Your instructions -
Copy every line in the records below that contains the word "информационно".

##########

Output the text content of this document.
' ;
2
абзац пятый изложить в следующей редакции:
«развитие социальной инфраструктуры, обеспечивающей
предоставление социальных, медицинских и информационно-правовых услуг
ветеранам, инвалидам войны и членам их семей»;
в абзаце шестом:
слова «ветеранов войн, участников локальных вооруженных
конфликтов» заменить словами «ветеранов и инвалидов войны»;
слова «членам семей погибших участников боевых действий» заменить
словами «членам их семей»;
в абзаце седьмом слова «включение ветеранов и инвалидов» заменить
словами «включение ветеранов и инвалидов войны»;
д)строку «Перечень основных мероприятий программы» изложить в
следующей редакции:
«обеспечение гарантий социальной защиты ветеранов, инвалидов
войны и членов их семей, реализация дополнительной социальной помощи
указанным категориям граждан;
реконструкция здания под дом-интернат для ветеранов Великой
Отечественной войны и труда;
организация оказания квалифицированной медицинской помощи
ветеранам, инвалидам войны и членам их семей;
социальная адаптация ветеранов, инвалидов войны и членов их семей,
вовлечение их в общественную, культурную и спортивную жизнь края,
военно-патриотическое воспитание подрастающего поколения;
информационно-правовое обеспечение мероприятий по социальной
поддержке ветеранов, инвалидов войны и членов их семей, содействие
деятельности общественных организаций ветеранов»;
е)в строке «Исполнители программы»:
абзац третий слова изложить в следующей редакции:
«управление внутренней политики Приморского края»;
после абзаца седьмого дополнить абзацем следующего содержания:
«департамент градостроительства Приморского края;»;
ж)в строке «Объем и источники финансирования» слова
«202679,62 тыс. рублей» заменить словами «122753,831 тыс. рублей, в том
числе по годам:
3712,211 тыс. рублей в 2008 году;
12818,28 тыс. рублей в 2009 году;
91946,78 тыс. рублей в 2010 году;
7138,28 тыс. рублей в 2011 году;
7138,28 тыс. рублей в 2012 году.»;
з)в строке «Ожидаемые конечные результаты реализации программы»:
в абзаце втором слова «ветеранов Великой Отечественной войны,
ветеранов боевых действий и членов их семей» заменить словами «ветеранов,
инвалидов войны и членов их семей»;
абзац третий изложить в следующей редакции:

##########

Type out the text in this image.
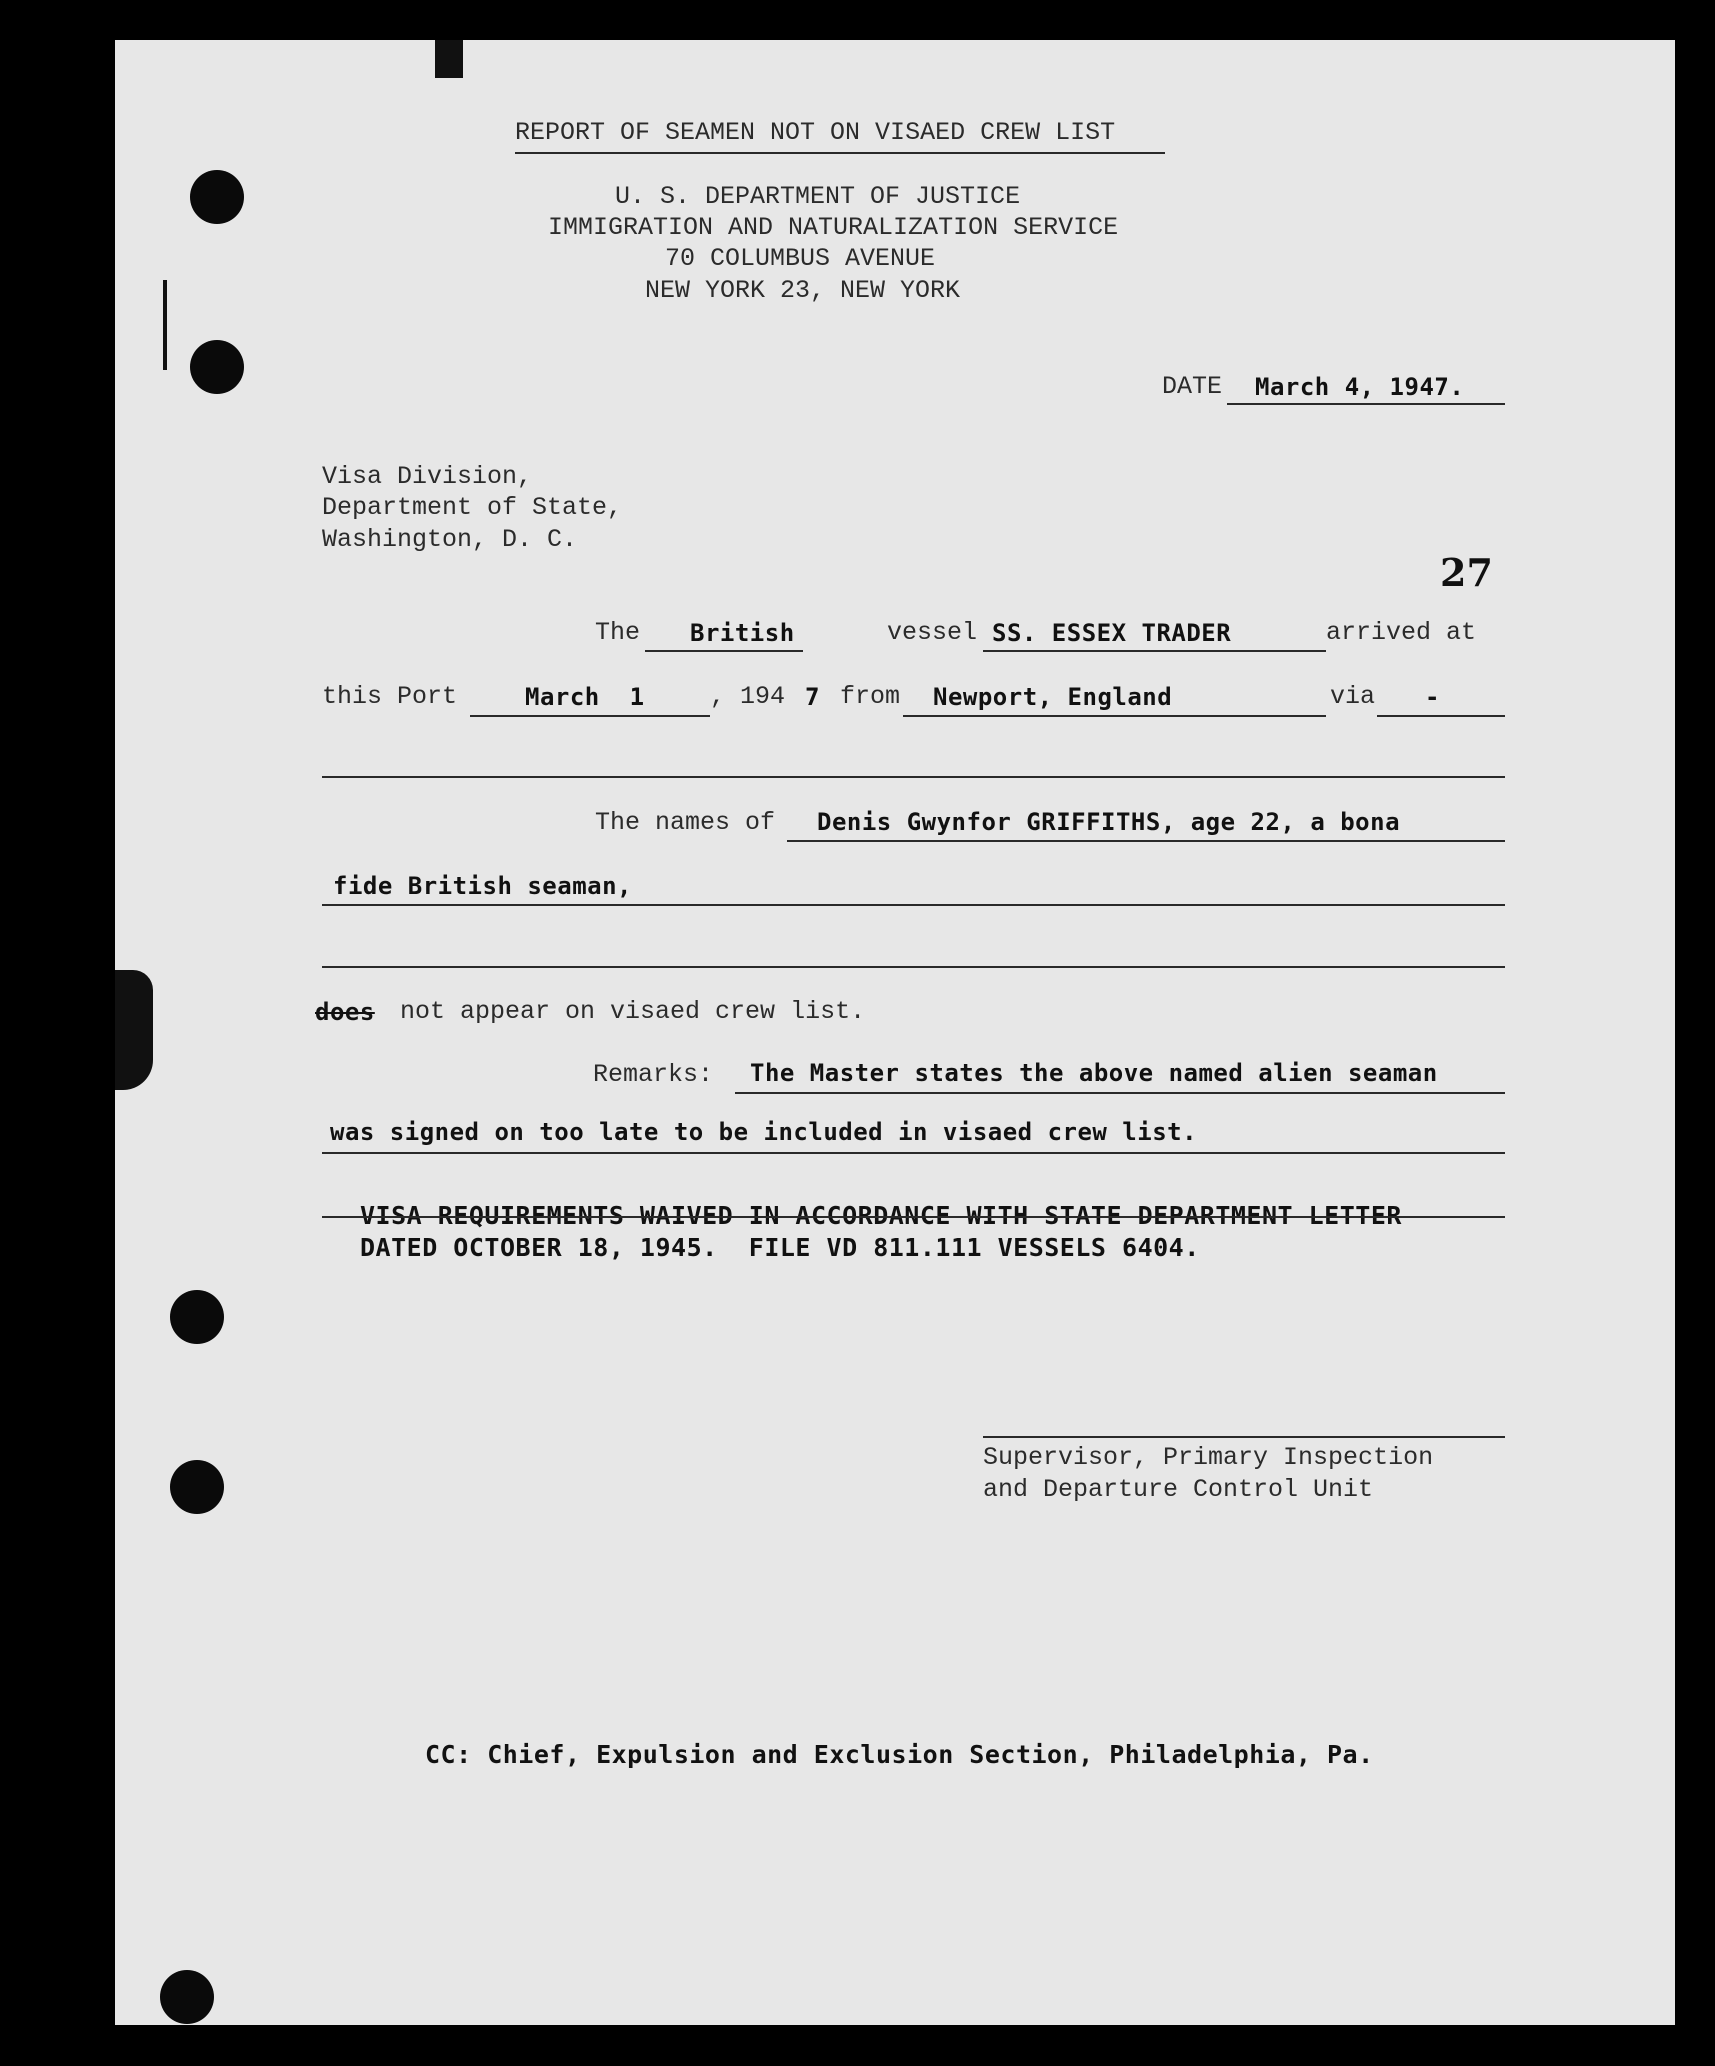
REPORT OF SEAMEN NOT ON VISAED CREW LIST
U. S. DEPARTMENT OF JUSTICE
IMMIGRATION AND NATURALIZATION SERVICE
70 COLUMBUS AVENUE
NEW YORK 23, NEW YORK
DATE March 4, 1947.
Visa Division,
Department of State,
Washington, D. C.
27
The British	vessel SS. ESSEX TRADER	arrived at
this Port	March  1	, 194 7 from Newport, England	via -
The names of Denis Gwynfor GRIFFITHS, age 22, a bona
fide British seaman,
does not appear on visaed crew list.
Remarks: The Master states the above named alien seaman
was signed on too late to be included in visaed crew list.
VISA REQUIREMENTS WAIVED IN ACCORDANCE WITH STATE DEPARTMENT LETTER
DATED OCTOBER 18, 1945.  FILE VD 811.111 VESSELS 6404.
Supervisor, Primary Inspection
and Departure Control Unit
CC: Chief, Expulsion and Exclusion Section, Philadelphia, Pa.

##########

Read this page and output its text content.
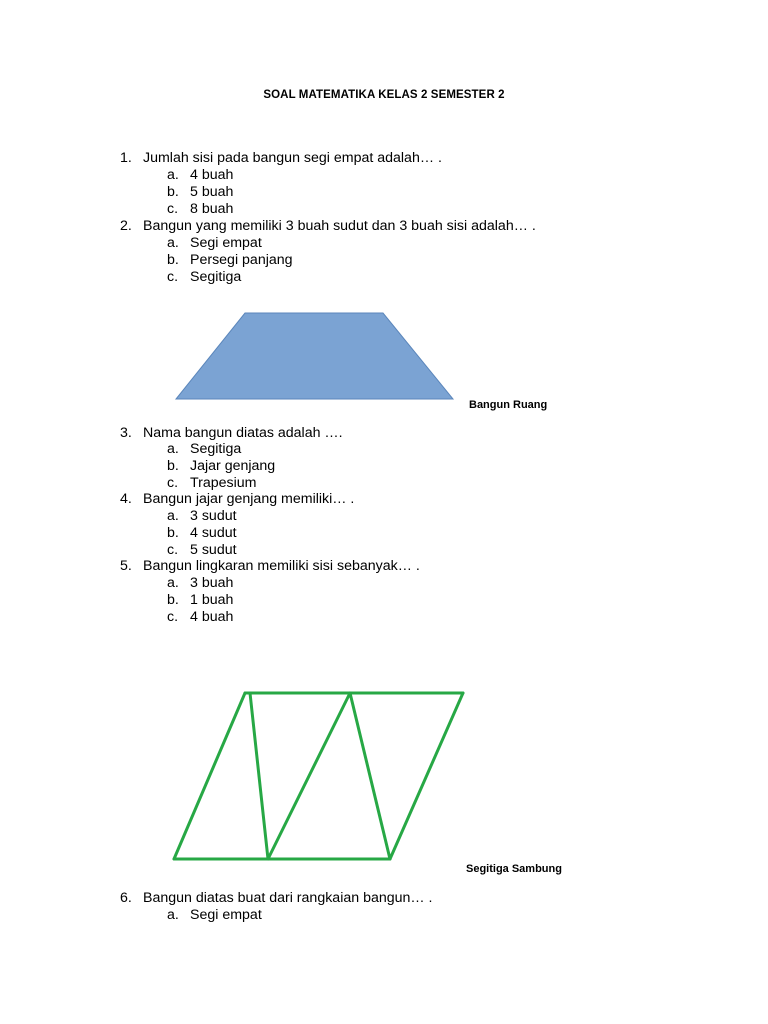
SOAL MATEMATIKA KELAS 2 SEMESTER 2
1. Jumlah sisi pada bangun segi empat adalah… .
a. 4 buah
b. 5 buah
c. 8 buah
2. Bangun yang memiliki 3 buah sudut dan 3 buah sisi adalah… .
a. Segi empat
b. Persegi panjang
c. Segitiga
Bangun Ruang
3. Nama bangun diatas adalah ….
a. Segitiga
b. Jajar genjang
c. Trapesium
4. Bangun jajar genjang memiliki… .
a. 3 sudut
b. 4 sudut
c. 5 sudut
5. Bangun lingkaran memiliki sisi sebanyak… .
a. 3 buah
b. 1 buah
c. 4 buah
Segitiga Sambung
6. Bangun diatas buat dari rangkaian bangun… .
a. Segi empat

##########

Final answer -
предоставление социальных, медицинских и информационно-правовых услуг
информационно-правовое обеспечение мероприятий по социальной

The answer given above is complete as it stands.